Copy all lines that contain the word "salinity".

(Figure contents as structured data)
* BEGIN *

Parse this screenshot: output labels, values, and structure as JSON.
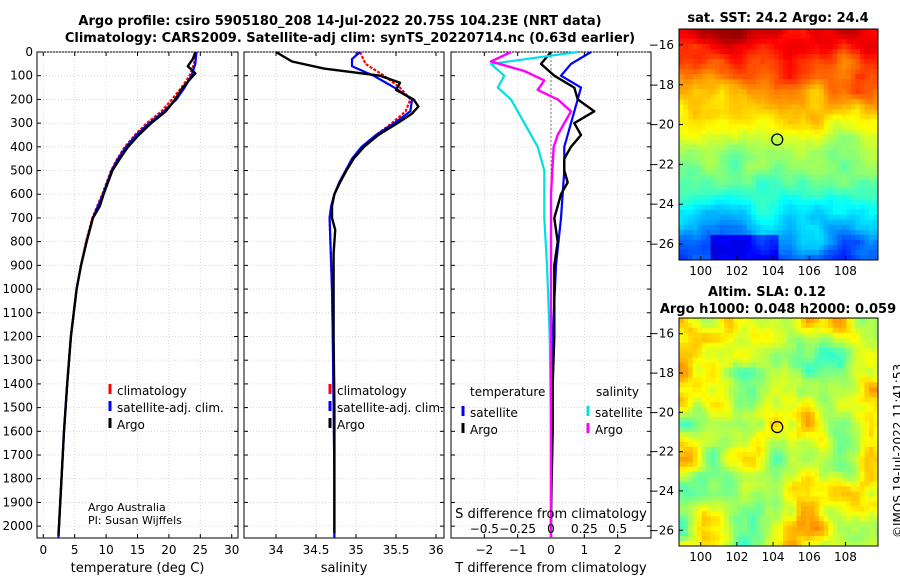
{
  "header": {
    "line1": "Argo profile: csiro 5905180_208 14-Jul-2022 20.75S 104.23E (NRT data)",
    "line2": "Climatology: CARS2009. Satellite-adj clim: synTS_20220714.nc (0.63d earlier)"
  },
  "credit": {
    "org": "Argo Australia",
    "pi": "PI: Susan Wijffels"
  },
  "stamp": "©IMOS 19-Jul-2022 11:41:53",
  "colors": {
    "climatology": "#ff0000",
    "satellite": "#0000ff",
    "argo": "#000000",
    "temp_sat": "#00e0e0",
    "sal_argo": "#ff00ff"
  },
  "chart_data": [
    {
      "type": "line",
      "name": "temperature",
      "xlabel": "temperature (deg C)",
      "ylabel": "",
      "xlim": [
        -1,
        31
      ],
      "ylim": [
        2050,
        0
      ],
      "xticks": [
        0,
        5,
        10,
        15,
        20,
        25,
        30
      ],
      "yticks": [
        0,
        100,
        200,
        300,
        400,
        500,
        600,
        700,
        800,
        900,
        1000,
        1100,
        1200,
        1300,
        1400,
        1500,
        1600,
        1700,
        1800,
        1900,
        2000
      ],
      "legend": [
        "climatology",
        "satellite-adj. clim.",
        "Argo"
      ],
      "series": [
        {
          "name": "climatology",
          "depth": [
            0,
            50,
            100,
            150,
            200,
            250,
            300,
            350,
            400,
            450,
            500,
            600,
            700,
            800,
            900,
            1000,
            1200,
            1400,
            1600,
            1800,
            2000,
            2050
          ],
          "values": [
            24.3,
            24.0,
            23.3,
            22.0,
            20.5,
            18.8,
            16.5,
            14.6,
            13.0,
            11.8,
            10.8,
            9.4,
            7.8,
            6.8,
            6.0,
            5.3,
            4.4,
            3.8,
            3.3,
            2.9,
            2.5,
            2.4
          ]
        },
        {
          "name": "satellite-adj. clim.",
          "depth": [
            0,
            50,
            100,
            150,
            200,
            250,
            300,
            350,
            400,
            450,
            500,
            600,
            700,
            800,
            900,
            1000,
            1200,
            1400,
            1600,
            1800,
            2000,
            2050
          ],
          "values": [
            24.4,
            24.2,
            23.6,
            22.5,
            21.2,
            19.2,
            16.9,
            14.8,
            13.2,
            11.9,
            10.9,
            9.5,
            7.9,
            6.9,
            6.0,
            5.3,
            4.4,
            3.8,
            3.3,
            2.9,
            2.5,
            2.4
          ]
        },
        {
          "name": "Argo",
          "depth": [
            0,
            30,
            60,
            90,
            120,
            150,
            200,
            250,
            300,
            350,
            400,
            450,
            500,
            550,
            600,
            650,
            700,
            800,
            900,
            1000,
            1200,
            1400,
            1600,
            1800,
            2000,
            2040
          ],
          "values": [
            24.2,
            23.8,
            23.0,
            24.2,
            23.2,
            22.2,
            21.0,
            19.5,
            17.2,
            15.2,
            13.5,
            12.2,
            11.0,
            10.3,
            9.6,
            9.0,
            7.9,
            6.9,
            6.0,
            5.3,
            4.4,
            3.8,
            3.3,
            2.9,
            2.5,
            2.4
          ]
        }
      ]
    },
    {
      "type": "line",
      "name": "salinity",
      "xlabel": "salinity",
      "ylabel": "",
      "xlim": [
        33.6,
        36.1
      ],
      "ylim": [
        2050,
        0
      ],
      "xticks": [
        34,
        34.5,
        35,
        35.5,
        36
      ],
      "legend": [
        "climatology",
        "satellite-adj. clim.",
        "Argo"
      ],
      "series": [
        {
          "name": "climatology",
          "depth": [
            0,
            50,
            100,
            150,
            200,
            250,
            300,
            350,
            400,
            450,
            500,
            550,
            600,
            650,
            700,
            800,
            1000,
            1200,
            1500,
            1800,
            2050
          ],
          "values": [
            35.05,
            35.12,
            35.35,
            35.55,
            35.68,
            35.62,
            35.45,
            35.25,
            35.08,
            34.96,
            34.88,
            34.8,
            34.73,
            34.69,
            34.67,
            34.68,
            34.7,
            34.71,
            34.72,
            34.73,
            34.73
          ]
        },
        {
          "name": "satellite-adj. clim.",
          "depth": [
            0,
            30,
            60,
            100,
            150,
            200,
            250,
            300,
            350,
            400,
            450,
            500,
            550,
            600,
            650,
            700,
            800,
            1000,
            1200,
            1500,
            1800,
            2050
          ],
          "values": [
            35.05,
            34.95,
            34.95,
            35.22,
            35.48,
            35.7,
            35.68,
            35.48,
            35.25,
            35.07,
            34.95,
            34.87,
            34.79,
            34.73,
            34.69,
            34.67,
            34.68,
            34.7,
            34.71,
            34.72,
            34.73,
            34.73
          ]
        },
        {
          "name": "Argo",
          "depth": [
            0,
            40,
            70,
            100,
            130,
            160,
            200,
            230,
            260,
            300,
            350,
            400,
            450,
            500,
            550,
            600,
            650,
            700,
            750,
            800,
            850,
            900,
            1000,
            1200,
            1500,
            1800,
            2030
          ],
          "values": [
            34.0,
            34.2,
            34.6,
            35.3,
            35.55,
            35.5,
            35.72,
            35.78,
            35.7,
            35.52,
            35.28,
            35.1,
            34.97,
            34.88,
            34.8,
            34.73,
            34.7,
            34.7,
            34.74,
            34.73,
            34.72,
            34.72,
            34.72,
            34.72,
            34.73,
            34.73,
            34.73
          ]
        }
      ]
    },
    {
      "type": "line",
      "name": "differences",
      "xlabel": "T difference from climatology",
      "xlabel2": "S difference from climatology",
      "xlim": [
        -3,
        3
      ],
      "xticks": [
        -2,
        -1,
        0,
        1,
        2
      ],
      "xticks_top": [
        -0.5,
        -0.25,
        0,
        0.25,
        0.5
      ],
      "ylim": [
        2050,
        0
      ],
      "legend_temp_title": "temperature",
      "legend_sal_title": "salinity",
      "legend_labels": [
        "satellite",
        "Argo",
        "satellite",
        "Argo"
      ],
      "series": [
        {
          "name": "temperature satellite",
          "depth": [
            0,
            50,
            100,
            150,
            200,
            300,
            400,
            500,
            700,
            900,
            1200,
            1600,
            2050
          ],
          "values": [
            1.2,
            0.6,
            0.3,
            0.9,
            0.8,
            0.6,
            0.4,
            0.4,
            0.3,
            0.15,
            0.05,
            0.0,
            0.0
          ]
        },
        {
          "name": "temperature Argo",
          "depth": [
            0,
            50,
            100,
            150,
            200,
            250,
            300,
            350,
            400,
            450,
            500,
            550,
            600,
            650,
            700,
            800,
            900,
            1000,
            1200,
            1400,
            1600,
            1800,
            2000
          ],
          "values": [
            0.0,
            -0.3,
            0.1,
            0.7,
            0.8,
            1.3,
            0.7,
            0.9,
            0.6,
            0.4,
            0.4,
            0.5,
            0.3,
            0.2,
            0.1,
            0.2,
            0.1,
            0.1,
            0.1,
            0.05,
            0.05,
            0.02,
            0.0
          ]
        },
        {
          "name": "salinity satellite",
          "depth": [
            0,
            50,
            100,
            150,
            200,
            300,
            400,
            500,
            700,
            900,
            1200,
            1600,
            2050
          ],
          "values": [
            0.2,
            -0.45,
            -0.35,
            -0.4,
            -0.3,
            -0.2,
            -0.1,
            -0.05,
            -0.05,
            -0.03,
            -0.01,
            0.0,
            0.0
          ]
        },
        {
          "name": "salinity Argo",
          "depth": [
            0,
            40,
            80,
            120,
            160,
            200,
            250,
            300,
            350,
            400,
            500,
            600,
            700,
            900,
            1200,
            1600,
            2050
          ],
          "values": [
            -0.3,
            -0.45,
            -0.2,
            -0.05,
            -0.1,
            0.05,
            0.15,
            0.1,
            0.05,
            0.02,
            0.01,
            0.0,
            0.0,
            0.0,
            0.0,
            0.0,
            0.0
          ]
        }
      ]
    },
    {
      "type": "heatmap",
      "name": "sst-map",
      "title": "sat. SST: 24.2 Argo: 24.4",
      "xticks": [
        100,
        102,
        104,
        106,
        108
      ],
      "yticks": [
        -16,
        -18,
        -20,
        -22,
        -24,
        -26
      ],
      "xlim": [
        98.8,
        109.8
      ],
      "ylim": [
        -26.8,
        -15.2
      ],
      "marker": {
        "lon": 104.23,
        "lat": -20.75
      }
    },
    {
      "type": "heatmap",
      "name": "sla-map",
      "title": "Altim. SLA: 0.12",
      "subtitle": "Argo h1000: 0.048 h2000: 0.059",
      "xticks": [
        100,
        102,
        104,
        106,
        108
      ],
      "yticks": [
        -16,
        -18,
        -20,
        -22,
        -24,
        -26
      ],
      "xlim": [
        98.8,
        109.8
      ],
      "ylim": [
        -26.8,
        -15.2
      ],
      "marker": {
        "lon": 104.23,
        "lat": -20.75
      }
    }
  ]
}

* END *

▶ _Response for this exercise_:
      "name": "salinity",
      "xlabel": "salinity",
      "legend_sal_title": "salinity",
          "name": "salinity satellite",
          "name": "salinity Argo",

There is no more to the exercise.